Copy the entries word for word, starting from the first line and stopping after the line that contains "y-tick-label: 40 xyxy=(0,465,12,480)".

(Entries from a dataset)
((
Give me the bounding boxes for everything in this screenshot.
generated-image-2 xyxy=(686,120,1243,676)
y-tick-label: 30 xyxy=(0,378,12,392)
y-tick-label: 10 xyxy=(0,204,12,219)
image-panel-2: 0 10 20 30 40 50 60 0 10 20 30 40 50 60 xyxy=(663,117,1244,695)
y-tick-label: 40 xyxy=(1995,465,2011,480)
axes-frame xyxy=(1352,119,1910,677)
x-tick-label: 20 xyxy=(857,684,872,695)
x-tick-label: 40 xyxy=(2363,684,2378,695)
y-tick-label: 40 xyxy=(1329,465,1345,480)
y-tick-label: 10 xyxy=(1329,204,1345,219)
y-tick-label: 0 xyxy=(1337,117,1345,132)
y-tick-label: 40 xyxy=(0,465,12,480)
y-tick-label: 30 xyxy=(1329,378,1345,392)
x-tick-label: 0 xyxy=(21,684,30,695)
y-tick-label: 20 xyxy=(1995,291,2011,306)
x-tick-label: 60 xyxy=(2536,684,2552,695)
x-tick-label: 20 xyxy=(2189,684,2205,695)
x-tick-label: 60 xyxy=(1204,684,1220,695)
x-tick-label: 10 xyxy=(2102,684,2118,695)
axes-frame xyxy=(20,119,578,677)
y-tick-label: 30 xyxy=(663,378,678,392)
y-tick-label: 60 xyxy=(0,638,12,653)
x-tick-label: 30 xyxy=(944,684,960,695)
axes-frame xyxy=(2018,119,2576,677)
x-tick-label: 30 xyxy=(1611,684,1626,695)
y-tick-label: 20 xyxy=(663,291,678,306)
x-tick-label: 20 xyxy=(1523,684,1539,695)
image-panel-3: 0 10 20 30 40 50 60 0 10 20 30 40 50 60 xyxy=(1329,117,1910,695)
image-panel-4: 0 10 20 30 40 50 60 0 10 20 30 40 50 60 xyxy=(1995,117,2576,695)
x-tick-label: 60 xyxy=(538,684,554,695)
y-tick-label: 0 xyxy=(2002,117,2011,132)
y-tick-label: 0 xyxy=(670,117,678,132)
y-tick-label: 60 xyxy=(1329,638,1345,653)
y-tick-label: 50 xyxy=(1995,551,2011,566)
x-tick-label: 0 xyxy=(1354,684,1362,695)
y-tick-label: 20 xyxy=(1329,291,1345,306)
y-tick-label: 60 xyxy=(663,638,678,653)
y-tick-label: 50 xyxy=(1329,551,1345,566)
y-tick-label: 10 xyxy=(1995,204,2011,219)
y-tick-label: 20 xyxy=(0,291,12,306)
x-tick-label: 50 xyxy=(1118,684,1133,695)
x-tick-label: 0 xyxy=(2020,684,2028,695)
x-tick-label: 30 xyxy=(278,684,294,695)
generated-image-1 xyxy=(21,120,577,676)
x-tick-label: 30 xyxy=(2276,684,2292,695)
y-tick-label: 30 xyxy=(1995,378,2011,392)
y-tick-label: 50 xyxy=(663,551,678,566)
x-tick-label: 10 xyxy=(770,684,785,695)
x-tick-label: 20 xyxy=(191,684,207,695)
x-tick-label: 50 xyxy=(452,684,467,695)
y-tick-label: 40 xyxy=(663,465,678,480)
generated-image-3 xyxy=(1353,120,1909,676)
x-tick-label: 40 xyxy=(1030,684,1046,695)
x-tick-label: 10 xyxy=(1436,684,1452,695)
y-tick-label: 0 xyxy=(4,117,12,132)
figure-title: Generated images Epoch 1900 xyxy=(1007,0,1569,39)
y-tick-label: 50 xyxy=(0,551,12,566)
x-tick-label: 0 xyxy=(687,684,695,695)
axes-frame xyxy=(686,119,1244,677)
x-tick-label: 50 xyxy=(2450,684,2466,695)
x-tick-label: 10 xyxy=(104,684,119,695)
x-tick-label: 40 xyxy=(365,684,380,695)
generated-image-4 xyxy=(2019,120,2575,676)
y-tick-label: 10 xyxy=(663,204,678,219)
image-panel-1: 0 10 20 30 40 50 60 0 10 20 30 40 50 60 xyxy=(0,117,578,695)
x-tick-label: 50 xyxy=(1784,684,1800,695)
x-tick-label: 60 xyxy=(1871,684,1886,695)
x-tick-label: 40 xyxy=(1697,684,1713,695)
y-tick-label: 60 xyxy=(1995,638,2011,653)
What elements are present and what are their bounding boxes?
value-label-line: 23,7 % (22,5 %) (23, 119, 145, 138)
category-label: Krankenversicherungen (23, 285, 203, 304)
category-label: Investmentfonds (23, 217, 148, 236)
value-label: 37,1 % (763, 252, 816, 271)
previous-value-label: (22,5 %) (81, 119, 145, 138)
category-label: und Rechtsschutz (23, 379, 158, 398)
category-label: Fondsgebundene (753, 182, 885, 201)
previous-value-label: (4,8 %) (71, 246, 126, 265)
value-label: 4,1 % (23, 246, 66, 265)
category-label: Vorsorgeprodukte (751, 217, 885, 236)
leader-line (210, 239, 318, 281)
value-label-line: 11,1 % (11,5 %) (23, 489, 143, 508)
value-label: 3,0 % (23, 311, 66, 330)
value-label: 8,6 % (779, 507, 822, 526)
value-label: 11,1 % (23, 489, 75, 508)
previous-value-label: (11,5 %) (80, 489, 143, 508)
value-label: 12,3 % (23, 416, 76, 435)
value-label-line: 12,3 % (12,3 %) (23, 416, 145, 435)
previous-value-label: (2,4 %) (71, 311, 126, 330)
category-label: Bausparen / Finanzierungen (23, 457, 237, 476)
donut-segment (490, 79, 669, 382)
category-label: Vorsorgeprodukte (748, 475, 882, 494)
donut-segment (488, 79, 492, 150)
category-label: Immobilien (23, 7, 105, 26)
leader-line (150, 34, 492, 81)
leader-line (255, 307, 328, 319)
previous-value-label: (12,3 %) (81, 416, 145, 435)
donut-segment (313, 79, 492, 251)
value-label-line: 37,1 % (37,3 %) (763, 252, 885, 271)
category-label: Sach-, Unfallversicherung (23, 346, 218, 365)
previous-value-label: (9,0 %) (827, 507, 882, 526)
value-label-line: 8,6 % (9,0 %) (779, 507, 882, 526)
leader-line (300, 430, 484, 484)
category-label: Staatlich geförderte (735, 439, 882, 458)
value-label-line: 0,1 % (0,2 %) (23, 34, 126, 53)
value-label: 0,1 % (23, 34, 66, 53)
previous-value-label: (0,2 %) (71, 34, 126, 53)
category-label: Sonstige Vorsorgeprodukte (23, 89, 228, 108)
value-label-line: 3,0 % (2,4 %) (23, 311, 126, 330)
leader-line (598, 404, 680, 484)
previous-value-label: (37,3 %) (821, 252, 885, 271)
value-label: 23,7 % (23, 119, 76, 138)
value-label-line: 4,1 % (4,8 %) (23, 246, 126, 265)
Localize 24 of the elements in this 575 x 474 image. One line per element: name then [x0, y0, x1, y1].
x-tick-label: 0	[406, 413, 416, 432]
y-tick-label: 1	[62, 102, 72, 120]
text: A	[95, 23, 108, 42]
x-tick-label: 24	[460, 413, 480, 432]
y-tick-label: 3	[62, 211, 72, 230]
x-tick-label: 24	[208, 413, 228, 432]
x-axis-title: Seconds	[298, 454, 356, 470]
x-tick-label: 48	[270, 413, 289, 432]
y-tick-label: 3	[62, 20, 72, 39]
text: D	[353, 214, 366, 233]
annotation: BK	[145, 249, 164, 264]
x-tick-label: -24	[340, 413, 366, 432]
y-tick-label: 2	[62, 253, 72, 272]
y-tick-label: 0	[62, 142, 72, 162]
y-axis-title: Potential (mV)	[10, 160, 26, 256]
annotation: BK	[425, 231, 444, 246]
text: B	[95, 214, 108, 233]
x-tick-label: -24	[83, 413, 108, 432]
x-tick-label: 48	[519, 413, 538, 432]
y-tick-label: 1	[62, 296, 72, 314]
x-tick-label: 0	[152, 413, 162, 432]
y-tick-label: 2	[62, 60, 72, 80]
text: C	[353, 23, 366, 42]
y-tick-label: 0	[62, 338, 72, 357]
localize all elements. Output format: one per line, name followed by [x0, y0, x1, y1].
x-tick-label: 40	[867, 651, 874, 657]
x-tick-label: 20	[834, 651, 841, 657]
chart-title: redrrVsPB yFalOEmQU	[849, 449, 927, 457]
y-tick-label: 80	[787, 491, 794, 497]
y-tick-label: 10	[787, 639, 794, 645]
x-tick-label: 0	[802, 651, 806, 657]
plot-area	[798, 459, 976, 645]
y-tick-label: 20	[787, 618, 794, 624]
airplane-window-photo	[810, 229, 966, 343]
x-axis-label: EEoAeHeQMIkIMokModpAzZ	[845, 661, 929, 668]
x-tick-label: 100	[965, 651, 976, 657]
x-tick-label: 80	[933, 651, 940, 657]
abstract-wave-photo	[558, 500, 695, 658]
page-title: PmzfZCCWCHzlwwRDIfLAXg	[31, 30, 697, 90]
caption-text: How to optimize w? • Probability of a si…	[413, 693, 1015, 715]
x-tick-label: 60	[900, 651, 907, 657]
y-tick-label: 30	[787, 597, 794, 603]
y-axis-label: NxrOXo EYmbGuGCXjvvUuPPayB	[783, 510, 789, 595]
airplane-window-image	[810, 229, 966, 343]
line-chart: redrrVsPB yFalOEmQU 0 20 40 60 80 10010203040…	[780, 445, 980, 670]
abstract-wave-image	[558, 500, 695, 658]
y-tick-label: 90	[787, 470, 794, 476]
))
* **Solution**:
Give me the bounding boxes for everything in this screenshot.
generated-image-2 xyxy=(686,120,1243,676)
y-tick-label: 30 xyxy=(0,378,12,392)
y-tick-label: 10 xyxy=(0,204,12,219)
image-panel-2: 0 10 20 30 40 50 60 0 10 20 30 40 50 60 xyxy=(663,117,1244,695)
y-tick-label: 40 xyxy=(1995,465,2011,480)
axes-frame xyxy=(1352,119,1910,677)
x-tick-label: 20 xyxy=(857,684,872,695)
x-tick-label: 40 xyxy=(2363,684,2378,695)
y-tick-label: 40 xyxy=(1329,465,1345,480)
y-tick-label: 10 xyxy=(1329,204,1345,219)
y-tick-label: 0 xyxy=(1337,117,1345,132)
y-tick-label: 40 xyxy=(0,465,12,480)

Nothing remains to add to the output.